Data for processing start

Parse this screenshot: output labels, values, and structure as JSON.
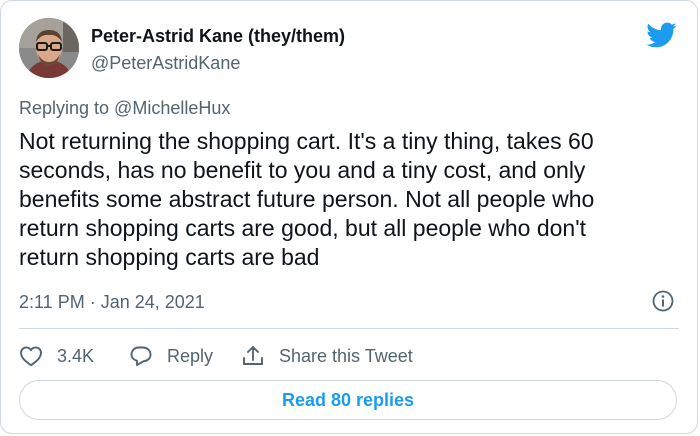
{
  "author": {
    "name": "Peter-Astrid Kane (they/them)",
    "handle": "@PeterAstridKane",
    "avatar": "avatar"
  },
  "brand": {
    "icon": "twitter-bird-icon",
    "color": "#1d9bf0"
  },
  "tweet": {
    "replying_to": "Replying to @MichelleHux",
    "text": "Not returning the shopping cart. It's a tiny thing, takes 60\nseconds, has no benefit to you and a tiny cost, and only\nbenefits some abstract future person. Not all people who\nreturn shopping carts are good, but all people who don't\nreturn shopping carts are bad",
    "timestamp": "2:11 PM · Jan 24, 2021"
  },
  "actions": {
    "like_count": "3.4K",
    "reply_label": "Reply",
    "share_label": "Share this Tweet"
  },
  "footer": {
    "read_replies_label": "Read 80 replies"
  },
  "colors": {
    "text_primary": "#0f1419",
    "text_secondary": "#536471",
    "border": "#cfd9de",
    "accent": "#1d9bf0"
  }
}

Data for processing end

Goal => Copy all the entries word for word. Omit any pictures.

Worked answer =>
Parse this screenshot: output labels, values, and structure as JSON.
{
  "author": {
    "name": "Peter-Astrid Kane (they/them)",
    "handle": "@PeterAstridKane",
    "avatar": "avatar"
  },
  "brand": {
    "icon": "twitter-bird-icon",
    "color": "#1d9bf0"
  },
  "tweet": {
    "replying_to": "Replying to @MichelleHux",
    "text": "Not returning the shopping cart. It's a tiny thing, takes 60\nseconds, has no benefit to you and a tiny cost, and only\nbenefits some abstract future person. Not all people who\nreturn shopping carts are good, but all people who don't\nreturn shopping carts are bad",
    "timestamp": "2:11 PM · Jan 24, 2021"
  },
  "actions": {
    "like_count": "3.4K",
    "reply_label": "Reply",
    "share_label": "Share this Tweet"
  },
  "footer": {
    "read_replies_label": "Read 80 replies"
  },
  "colors": {
    "text_primary": "#0f1419",
    "text_secondary": "#536471",
    "border": "#cfd9de",
    "accent": "#1d9bf0"
  }
}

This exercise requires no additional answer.